### OBJECTIVE
For the listing underneath, give the count of lines containing the string "text" and nothing further.

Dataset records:
━━━

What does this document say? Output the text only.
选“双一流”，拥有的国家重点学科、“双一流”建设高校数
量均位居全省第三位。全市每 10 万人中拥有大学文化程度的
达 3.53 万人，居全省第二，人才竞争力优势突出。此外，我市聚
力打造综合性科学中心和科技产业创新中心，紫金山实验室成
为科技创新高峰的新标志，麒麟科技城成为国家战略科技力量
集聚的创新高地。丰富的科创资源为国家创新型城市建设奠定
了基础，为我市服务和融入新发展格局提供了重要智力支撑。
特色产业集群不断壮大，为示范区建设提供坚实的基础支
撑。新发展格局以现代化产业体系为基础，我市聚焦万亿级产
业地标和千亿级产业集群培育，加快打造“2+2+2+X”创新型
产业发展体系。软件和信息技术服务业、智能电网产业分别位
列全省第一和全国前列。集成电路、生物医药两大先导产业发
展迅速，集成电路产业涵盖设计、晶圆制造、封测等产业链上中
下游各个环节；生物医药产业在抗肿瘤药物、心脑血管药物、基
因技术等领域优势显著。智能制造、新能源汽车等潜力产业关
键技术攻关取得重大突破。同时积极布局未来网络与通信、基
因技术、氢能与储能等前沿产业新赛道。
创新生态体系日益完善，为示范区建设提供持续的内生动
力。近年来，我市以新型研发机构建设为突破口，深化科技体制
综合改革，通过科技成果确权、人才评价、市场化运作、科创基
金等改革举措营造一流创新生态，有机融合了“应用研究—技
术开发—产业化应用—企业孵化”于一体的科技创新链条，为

━━━

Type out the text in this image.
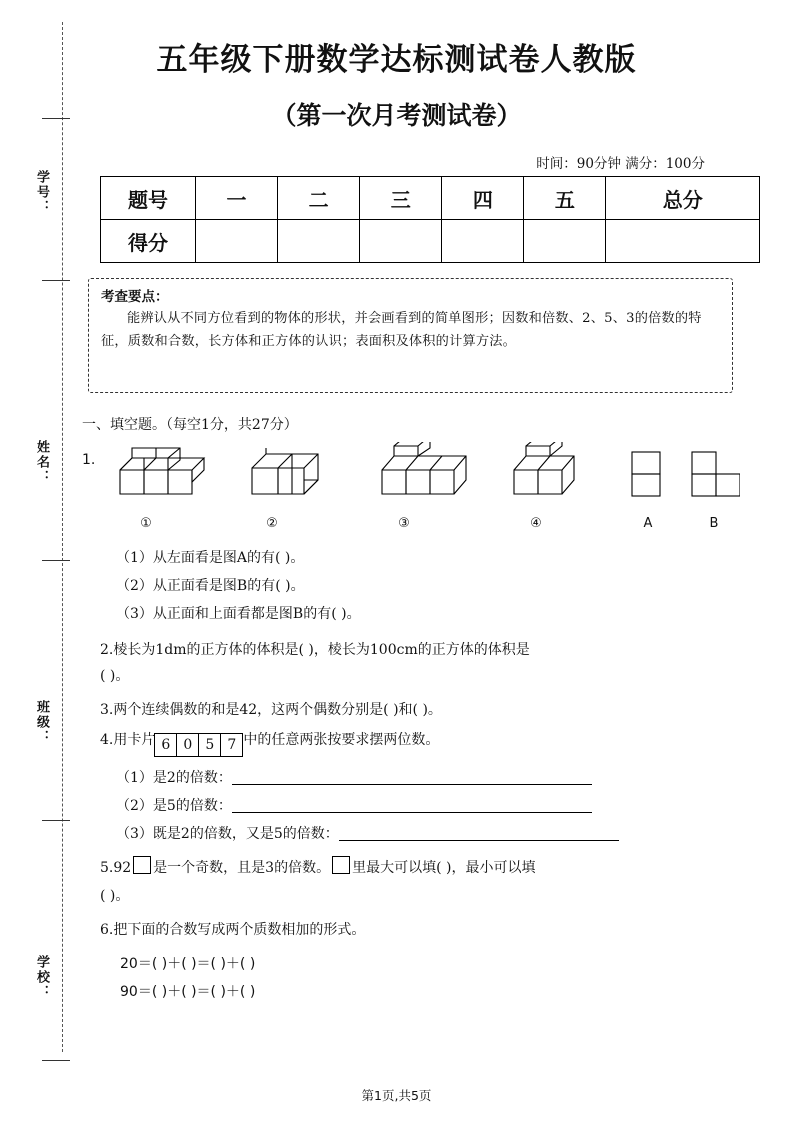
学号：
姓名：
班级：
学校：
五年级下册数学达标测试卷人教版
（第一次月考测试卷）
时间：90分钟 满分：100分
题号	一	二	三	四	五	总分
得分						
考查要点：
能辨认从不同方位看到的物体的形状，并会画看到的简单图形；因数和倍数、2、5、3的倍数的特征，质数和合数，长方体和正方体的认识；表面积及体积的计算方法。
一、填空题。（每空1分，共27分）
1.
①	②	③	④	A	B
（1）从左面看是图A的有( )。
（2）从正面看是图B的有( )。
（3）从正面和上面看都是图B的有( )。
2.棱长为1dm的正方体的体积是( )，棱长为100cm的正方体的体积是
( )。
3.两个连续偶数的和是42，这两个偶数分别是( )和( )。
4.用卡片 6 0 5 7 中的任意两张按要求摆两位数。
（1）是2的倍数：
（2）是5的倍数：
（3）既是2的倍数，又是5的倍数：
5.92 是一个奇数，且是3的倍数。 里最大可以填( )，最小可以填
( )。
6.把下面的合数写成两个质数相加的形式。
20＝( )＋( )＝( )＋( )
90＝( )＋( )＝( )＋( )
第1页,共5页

━━━

### SOLUTION TO THIS EXERCISE
2